-------- Data for review

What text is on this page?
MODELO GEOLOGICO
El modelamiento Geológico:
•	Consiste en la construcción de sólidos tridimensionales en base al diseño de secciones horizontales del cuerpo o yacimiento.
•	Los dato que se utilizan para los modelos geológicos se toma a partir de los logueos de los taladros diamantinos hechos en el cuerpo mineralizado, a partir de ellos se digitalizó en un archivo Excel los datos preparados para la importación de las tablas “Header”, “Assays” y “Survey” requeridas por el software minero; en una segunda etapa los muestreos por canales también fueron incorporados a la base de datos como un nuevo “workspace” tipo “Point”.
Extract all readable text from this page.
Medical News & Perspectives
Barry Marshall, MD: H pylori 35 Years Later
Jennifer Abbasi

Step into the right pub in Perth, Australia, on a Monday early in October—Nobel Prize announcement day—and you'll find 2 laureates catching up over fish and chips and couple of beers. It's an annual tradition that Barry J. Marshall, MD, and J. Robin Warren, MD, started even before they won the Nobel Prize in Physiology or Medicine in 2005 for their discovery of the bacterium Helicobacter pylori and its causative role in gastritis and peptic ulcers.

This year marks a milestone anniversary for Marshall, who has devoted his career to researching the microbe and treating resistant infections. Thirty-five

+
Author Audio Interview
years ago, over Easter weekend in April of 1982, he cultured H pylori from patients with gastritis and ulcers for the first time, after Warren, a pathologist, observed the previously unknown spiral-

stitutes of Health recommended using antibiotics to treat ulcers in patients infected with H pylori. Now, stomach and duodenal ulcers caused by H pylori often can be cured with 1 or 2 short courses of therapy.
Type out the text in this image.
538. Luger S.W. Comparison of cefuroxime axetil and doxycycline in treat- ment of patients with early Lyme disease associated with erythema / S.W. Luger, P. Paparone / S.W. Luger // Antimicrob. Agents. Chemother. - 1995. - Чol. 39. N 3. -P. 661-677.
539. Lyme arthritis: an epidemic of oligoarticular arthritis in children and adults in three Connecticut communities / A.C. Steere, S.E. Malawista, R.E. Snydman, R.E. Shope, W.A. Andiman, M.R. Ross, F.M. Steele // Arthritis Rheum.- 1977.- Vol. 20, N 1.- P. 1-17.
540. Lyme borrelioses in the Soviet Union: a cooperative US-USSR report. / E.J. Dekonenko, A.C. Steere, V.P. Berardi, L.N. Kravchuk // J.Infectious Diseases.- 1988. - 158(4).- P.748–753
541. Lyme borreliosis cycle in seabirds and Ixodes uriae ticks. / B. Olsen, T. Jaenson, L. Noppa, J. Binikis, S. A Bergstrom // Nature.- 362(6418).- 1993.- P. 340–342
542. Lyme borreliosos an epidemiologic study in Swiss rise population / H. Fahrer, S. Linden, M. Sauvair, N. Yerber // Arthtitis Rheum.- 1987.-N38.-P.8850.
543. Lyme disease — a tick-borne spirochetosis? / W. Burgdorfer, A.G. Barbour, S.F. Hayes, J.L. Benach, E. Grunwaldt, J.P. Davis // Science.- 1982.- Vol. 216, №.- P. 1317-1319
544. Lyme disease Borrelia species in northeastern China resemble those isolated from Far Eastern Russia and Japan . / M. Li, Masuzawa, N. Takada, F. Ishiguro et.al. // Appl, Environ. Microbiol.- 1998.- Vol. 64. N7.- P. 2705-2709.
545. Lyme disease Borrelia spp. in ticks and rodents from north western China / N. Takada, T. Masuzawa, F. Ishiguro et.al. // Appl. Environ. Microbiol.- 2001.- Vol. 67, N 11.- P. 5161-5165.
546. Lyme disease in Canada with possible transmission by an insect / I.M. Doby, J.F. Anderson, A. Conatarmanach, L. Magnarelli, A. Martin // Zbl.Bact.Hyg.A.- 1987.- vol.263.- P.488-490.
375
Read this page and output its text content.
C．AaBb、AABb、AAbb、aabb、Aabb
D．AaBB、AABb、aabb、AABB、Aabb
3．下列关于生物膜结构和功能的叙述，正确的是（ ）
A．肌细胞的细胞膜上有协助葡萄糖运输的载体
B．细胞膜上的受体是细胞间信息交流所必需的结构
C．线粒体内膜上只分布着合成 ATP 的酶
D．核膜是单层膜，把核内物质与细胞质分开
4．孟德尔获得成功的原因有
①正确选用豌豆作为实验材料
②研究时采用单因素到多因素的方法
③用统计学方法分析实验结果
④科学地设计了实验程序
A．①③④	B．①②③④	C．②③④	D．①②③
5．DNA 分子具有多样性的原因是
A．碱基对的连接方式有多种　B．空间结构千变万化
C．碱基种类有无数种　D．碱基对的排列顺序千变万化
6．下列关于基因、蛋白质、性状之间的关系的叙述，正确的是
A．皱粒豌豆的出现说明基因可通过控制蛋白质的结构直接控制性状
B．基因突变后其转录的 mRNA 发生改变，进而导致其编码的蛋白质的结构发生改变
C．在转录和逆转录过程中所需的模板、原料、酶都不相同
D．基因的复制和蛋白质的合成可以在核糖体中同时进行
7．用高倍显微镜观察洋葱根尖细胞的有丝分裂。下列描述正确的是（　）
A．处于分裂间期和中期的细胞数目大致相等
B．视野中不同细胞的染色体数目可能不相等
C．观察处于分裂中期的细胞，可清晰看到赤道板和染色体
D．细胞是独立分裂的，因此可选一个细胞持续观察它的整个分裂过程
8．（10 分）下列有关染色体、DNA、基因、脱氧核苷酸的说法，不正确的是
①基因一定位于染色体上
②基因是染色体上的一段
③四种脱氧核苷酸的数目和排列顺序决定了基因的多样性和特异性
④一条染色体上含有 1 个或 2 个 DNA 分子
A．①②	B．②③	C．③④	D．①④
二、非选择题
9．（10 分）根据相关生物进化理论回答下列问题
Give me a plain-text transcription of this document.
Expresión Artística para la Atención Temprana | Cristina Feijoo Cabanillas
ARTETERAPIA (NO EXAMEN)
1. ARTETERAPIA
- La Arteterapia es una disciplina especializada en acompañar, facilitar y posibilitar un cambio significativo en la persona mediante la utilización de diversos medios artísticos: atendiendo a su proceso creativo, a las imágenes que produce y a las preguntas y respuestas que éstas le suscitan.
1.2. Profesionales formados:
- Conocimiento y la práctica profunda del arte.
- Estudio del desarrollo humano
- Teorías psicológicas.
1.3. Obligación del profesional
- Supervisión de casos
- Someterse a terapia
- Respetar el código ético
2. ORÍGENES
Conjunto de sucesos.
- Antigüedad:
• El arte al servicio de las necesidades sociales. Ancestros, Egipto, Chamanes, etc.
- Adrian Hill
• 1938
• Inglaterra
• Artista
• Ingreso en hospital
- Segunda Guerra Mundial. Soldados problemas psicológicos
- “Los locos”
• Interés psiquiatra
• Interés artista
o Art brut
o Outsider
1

----------------

• _Work request_:
Working from the material above, retype it in its entirety without change.

• _Result of the task_:
What text is on this page?
MODELO GEOLOGICO
El modelamiento Geológico:
•	Consiste en la construcción de sólidos tridimensionales en base al diseño de secciones horizontales del cuerpo o yacimiento.
•	Los dato que se utilizan para los modelos geológicos se toma a partir de los logueos de los taladros diamantinos hechos en el cuerpo mineralizado, a partir de ellos se digitalizó en un archivo Excel los datos preparados para la importación de las tablas “Header”, “Assays” y “Survey” requeridas por el software minero; en una segunda etapa los muestreos por canales también fueron incorporados a la base de datos como un nuevo “workspace” tipo “Point”.
Extract all readable text from this page.
Medical News & Perspectives
Barry Marshall, MD: H pylori 35 Years Later
Jennifer Abbasi

Step into the right pub in Perth, Australia, on a Monday early in October—Nobel Prize announcement day—and you'll find 2 laureates catching up over fish and chips and couple of beers. It's an annual tradition that Barry J. Marshall, MD, and J. Robin Warren, MD, started even before they won the Nobel Prize in Physiology or Medicine in 2005 for their discovery of the bacterium Helicobacter pylori and its causative role in gastritis and peptic ulcers.

This year marks a milestone anniversary for Marshall, who has devoted his career to researching the microbe and treating resistant infections. Thirty-five

+
Author Audio Interview
years ago, over Easter weekend in April of 1982, he cultured H pylori from patients with gastritis and ulcers for the first time, after Warren, a pathologist, observed the previously unknown spiral-

stitutes of Health recommended using antibiotics to treat ulcers in patients infected with H pylori. Now, stomach and duodenal ulcers caused by H pylori often can be cured with 1 or 2 short courses of therapy.
Type out the text in this image.
538. Luger S.W. Comparison of cefuroxime axetil and doxycycline in treat- ment of patients with early Lyme disease associated with erythema / S.W. Luger, P. Paparone / S.W. Luger // Antimicrob. Agents. Chemother. - 1995. - Чol. 39. N 3. -P. 661-677.
539. Lyme arthritis: an epidemic of oligoarticular arthritis in children and adults in three Connecticut communities / A.C. Steere, S.E. Malawista, R.E. Snydman, R.E. Shope, W.A. Andiman, M.R. Ross, F.M. Steele // Arthritis Rheum.- 1977.- Vol. 20, N 1.- P. 1-17.
540. Lyme borrelioses in the Soviet Union: a cooperative US-USSR report. / E.J. Dekonenko, A.C. Steere, V.P. Berardi, L.N. Kravchuk // J.Infectious Diseases.- 1988. - 158(4).- P.748–753
541. Lyme borreliosis cycle in seabirds and Ixodes uriae ticks. / B. Olsen, T. Jaenson, L. Noppa, J. Binikis, S. A Bergstrom // Nature.- 362(6418).- 1993.- P. 340–342
542. Lyme borreliosos an epidemiologic study in Swiss rise population / H. Fahrer, S. Linden, M. Sauvair, N. Yerber // Arthtitis Rheum.- 1987.-N38.-P.8850.
543. Lyme disease — a tick-borne spirochetosis? / W. Burgdorfer, A.G. Barbour, S.F. Hayes, J.L. Benach, E. Grunwaldt, J.P. Davis // Science.- 1982.- Vol. 216, №.- P. 1317-1319
544. Lyme disease Borrelia species in northeastern China resemble those isolated from Far Eastern Russia and Japan . / M. Li, Masuzawa, N. Takada, F. Ishiguro et.al. // Appl, Environ. Microbiol.- 1998.- Vol. 64. N7.- P. 2705-2709.
545. Lyme disease Borrelia spp. in ticks and rodents from north western China / N. Takada, T. Masuzawa, F. Ishiguro et.al. // Appl. Environ. Microbiol.- 2001.- Vol. 67, N 11.- P. 5161-5165.
546. Lyme disease in Canada with possible transmission by an insect / I.M. Doby, J.F. Anderson, A. Conatarmanach, L. Magnarelli, A. Martin // Zbl.Bact.Hyg.A.- 1987.- vol.263.- P.488-490.
375
Read this page and output its text content.
C．AaBb、AABb、AAbb、aabb、Aabb
D．AaBB、AABb、aabb、AABB、Aabb
3．下列关于生物膜结构和功能的叙述，正确的是（ ）
A．肌细胞的细胞膜上有协助葡萄糖运输的载体
B．细胞膜上的受体是细胞间信息交流所必需的结构
C．线粒体内膜上只分布着合成 ATP 的酶
D．核膜是单层膜，把核内物质与细胞质分开
4．孟德尔获得成功的原因有
①正确选用豌豆作为实验材料
②研究时采用单因素到多因素的方法
③用统计学方法分析实验结果
④科学地设计了实验程序
A．①③④	B．①②③④	C．②③④	D．①②③
5．DNA 分子具有多样性的原因是
A．碱基对的连接方式有多种　B．空间结构千变万化
C．碱基种类有无数种　D．碱基对的排列顺序千变万化
6．下列关于基因、蛋白质、性状之间的关系的叙述，正确的是
A．皱粒豌豆的出现说明基因可通过控制蛋白质的结构直接控制性状
B．基因突变后其转录的 mRNA 发生改变，进而导致其编码的蛋白质的结构发生改变
C．在转录和逆转录过程中所需的模板、原料、酶都不相同
D．基因的复制和蛋白质的合成可以在核糖体中同时进行
7．用高倍显微镜观察洋葱根尖细胞的有丝分裂。下列描述正确的是（　）
A．处于分裂间期和中期的细胞数目大致相等
B．视野中不同细胞的染色体数目可能不相等
C．观察处于分裂中期的细胞，可清晰看到赤道板和染色体
D．细胞是独立分裂的，因此可选一个细胞持续观察它的整个分裂过程
8．（10 分）下列有关染色体、DNA、基因、脱氧核苷酸的说法，不正确的是
①基因一定位于染色体上
②基因是染色体上的一段
③四种脱氧核苷酸的数目和排列顺序决定了基因的多样性和特异性
④一条染色体上含有 1 个或 2 个 DNA 分子
A．①②	B．②③	C．③④	D．①④
二、非选择题
9．（10 分）根据相关生物进化理论回答下列问题
Give me a plain-text transcription of this document.
Expresión Artística para la Atención Temprana | Cristina Feijoo Cabanillas
ARTETERAPIA (NO EXAMEN)
1. ARTETERAPIA
- La Arteterapia es una disciplina especializada en acompañar, facilitar y posibilitar un cambio significativo en la persona mediante la utilización de diversos medios artísticos: atendiendo a su proceso creativo, a las imágenes que produce y a las preguntas y respuestas que éstas le suscitan.
1.2. Profesionales formados:
- Conocimiento y la práctica profunda del arte.
- Estudio del desarrollo humano
- Teorías psicológicas.
1.3. Obligación del profesional
- Supervisión de casos
- Someterse a terapia
- Respetar el código ético
2. ORÍGENES
Conjunto de sucesos.
- Antigüedad:
• El arte al servicio de las necesidades sociales. Ancestros, Egipto, Chamanes, etc.
- Adrian Hill
• 1938
• Inglaterra
• Artista
• Ingreso en hospital
- Segunda Guerra Mundial. Soldados problemas psicológicos
- “Los locos”
• Interés psiquiatra
• Interés artista
o Art brut
o Outsider
1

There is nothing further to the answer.